+++ Extracted material

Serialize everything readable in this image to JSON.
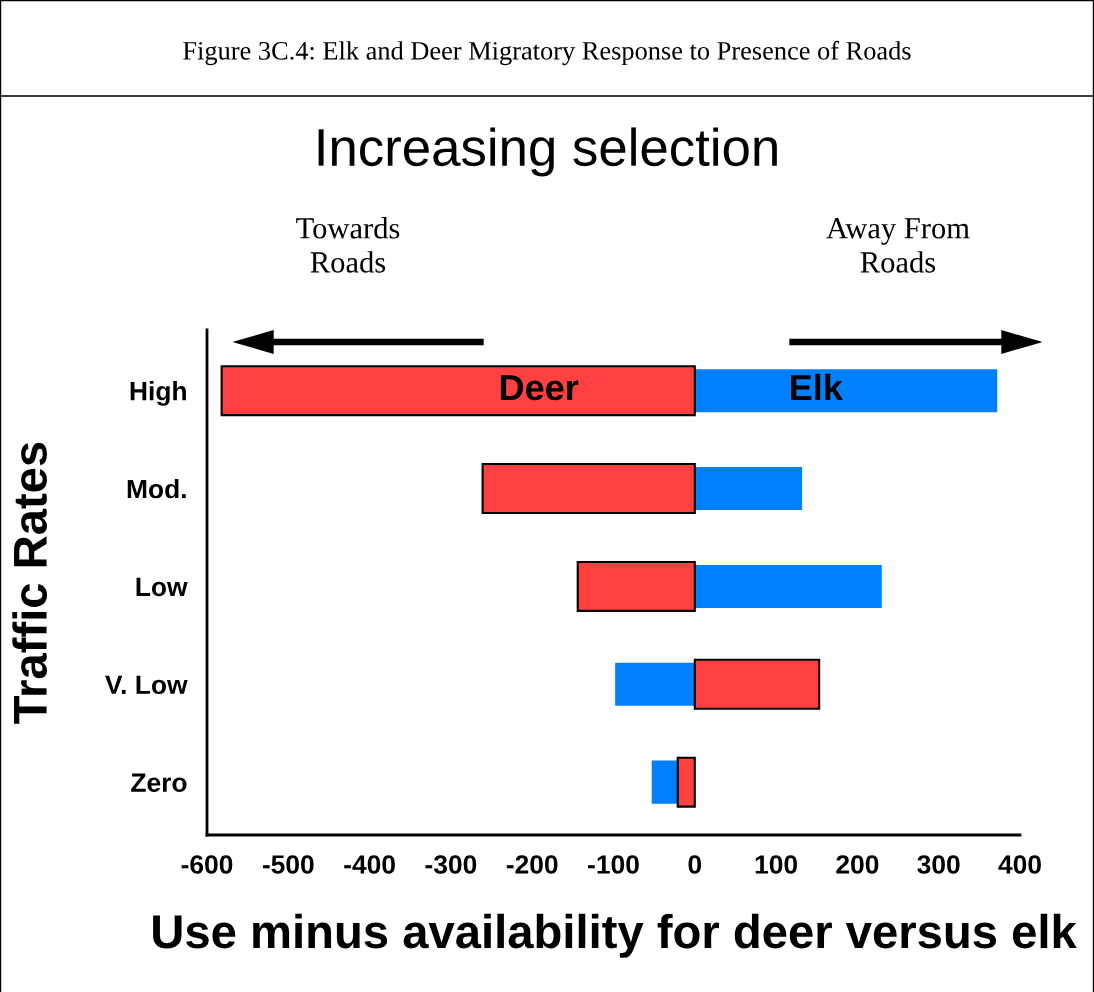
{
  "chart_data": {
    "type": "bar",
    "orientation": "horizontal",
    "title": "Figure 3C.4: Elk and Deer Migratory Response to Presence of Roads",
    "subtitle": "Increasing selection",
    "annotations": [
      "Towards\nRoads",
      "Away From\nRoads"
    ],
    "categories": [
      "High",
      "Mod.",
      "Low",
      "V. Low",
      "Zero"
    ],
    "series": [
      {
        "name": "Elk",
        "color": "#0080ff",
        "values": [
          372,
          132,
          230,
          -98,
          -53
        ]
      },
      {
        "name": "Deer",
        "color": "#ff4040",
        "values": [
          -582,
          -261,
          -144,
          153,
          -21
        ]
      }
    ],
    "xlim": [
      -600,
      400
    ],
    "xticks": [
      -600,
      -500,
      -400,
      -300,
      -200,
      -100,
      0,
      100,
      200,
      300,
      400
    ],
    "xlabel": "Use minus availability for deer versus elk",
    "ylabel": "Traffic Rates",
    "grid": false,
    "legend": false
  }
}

++++++
+++ Extracted material

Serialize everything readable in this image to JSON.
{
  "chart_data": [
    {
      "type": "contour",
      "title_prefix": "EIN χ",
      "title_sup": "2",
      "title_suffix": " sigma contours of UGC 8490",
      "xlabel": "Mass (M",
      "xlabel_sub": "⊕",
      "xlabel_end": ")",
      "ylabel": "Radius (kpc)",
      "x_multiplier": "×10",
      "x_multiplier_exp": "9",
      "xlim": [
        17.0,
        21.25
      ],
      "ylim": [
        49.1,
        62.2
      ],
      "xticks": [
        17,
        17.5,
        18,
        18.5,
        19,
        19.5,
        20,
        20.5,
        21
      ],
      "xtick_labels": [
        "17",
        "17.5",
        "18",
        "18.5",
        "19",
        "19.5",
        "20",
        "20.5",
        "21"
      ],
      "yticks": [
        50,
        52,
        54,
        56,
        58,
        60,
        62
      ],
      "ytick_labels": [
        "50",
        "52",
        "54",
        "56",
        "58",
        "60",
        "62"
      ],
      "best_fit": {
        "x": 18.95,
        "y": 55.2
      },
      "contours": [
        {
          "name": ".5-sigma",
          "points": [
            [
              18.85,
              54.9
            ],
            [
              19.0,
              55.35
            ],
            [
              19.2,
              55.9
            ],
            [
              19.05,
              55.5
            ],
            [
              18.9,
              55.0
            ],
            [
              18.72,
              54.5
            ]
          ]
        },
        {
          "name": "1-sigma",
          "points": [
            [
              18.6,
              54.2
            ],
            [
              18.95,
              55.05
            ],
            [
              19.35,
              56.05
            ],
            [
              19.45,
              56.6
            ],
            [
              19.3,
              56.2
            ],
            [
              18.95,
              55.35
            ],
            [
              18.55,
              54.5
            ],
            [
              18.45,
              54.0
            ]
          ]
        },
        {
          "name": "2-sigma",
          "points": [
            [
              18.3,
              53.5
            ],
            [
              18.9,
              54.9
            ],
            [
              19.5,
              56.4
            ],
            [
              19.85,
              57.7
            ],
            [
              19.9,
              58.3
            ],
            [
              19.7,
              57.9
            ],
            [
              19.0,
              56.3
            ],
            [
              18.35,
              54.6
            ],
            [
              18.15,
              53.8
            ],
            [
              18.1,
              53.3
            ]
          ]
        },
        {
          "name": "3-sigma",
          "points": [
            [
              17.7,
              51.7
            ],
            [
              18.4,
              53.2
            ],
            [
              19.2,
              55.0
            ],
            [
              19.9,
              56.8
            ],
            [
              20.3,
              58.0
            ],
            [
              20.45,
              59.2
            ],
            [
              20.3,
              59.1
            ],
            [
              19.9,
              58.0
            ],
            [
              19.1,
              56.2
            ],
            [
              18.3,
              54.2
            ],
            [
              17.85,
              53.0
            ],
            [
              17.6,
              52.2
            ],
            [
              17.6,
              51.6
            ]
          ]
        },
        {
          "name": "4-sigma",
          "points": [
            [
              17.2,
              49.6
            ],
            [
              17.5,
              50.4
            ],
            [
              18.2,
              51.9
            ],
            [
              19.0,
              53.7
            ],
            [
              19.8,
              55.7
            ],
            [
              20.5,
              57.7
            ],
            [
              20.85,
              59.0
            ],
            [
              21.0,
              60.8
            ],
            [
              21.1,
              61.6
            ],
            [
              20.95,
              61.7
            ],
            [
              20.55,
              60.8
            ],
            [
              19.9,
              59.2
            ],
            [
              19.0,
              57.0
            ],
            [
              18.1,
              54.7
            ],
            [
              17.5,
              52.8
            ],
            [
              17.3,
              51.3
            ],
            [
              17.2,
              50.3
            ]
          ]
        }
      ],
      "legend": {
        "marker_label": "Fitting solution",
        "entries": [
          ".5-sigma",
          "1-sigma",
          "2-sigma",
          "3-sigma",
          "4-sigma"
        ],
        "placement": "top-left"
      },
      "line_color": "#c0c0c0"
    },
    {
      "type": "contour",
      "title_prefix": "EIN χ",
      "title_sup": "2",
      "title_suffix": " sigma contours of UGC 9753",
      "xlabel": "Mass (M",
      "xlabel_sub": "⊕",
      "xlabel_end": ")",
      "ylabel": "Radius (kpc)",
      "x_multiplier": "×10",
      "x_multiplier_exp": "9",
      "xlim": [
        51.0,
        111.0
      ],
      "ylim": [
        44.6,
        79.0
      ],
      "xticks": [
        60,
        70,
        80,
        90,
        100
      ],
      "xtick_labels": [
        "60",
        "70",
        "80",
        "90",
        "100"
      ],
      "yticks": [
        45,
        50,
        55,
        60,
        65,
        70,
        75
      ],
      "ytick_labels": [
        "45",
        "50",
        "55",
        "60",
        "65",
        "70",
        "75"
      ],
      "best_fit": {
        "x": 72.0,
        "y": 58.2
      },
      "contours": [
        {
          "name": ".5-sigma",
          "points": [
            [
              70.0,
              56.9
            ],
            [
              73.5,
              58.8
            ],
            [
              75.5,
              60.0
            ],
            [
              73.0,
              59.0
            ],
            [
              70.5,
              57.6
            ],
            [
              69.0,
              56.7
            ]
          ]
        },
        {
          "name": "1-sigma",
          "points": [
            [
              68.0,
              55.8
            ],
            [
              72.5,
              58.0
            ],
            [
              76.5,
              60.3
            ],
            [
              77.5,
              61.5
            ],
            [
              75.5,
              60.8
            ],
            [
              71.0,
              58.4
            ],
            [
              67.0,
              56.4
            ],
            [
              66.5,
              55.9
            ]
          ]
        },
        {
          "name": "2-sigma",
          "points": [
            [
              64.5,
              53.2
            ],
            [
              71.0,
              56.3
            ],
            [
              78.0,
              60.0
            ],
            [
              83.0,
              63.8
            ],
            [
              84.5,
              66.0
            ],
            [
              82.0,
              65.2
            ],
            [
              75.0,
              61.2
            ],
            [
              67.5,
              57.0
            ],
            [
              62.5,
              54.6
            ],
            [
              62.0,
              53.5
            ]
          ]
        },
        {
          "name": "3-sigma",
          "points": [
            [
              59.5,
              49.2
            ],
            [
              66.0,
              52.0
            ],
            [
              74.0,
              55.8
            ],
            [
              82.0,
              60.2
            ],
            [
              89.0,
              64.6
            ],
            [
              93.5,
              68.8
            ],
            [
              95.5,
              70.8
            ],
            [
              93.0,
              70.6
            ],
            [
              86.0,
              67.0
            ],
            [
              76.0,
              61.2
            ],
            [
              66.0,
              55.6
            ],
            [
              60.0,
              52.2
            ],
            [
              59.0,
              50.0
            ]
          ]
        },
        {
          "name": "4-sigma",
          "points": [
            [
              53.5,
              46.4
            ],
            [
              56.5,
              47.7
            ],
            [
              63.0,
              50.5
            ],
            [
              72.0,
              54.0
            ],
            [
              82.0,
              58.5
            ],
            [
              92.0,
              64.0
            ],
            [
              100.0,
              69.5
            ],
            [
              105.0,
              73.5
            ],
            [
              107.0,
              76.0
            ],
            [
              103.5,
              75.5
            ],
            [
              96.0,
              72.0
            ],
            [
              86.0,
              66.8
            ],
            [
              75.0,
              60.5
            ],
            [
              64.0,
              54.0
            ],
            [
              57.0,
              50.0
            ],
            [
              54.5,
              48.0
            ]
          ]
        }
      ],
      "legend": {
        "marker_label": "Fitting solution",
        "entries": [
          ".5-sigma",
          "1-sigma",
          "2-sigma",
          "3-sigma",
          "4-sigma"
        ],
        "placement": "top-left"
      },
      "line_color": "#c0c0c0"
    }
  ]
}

++++++

Written instruction: Report the number of lines in the entries above that include the string "contours". Give nothing but the number.

Result for this task: 4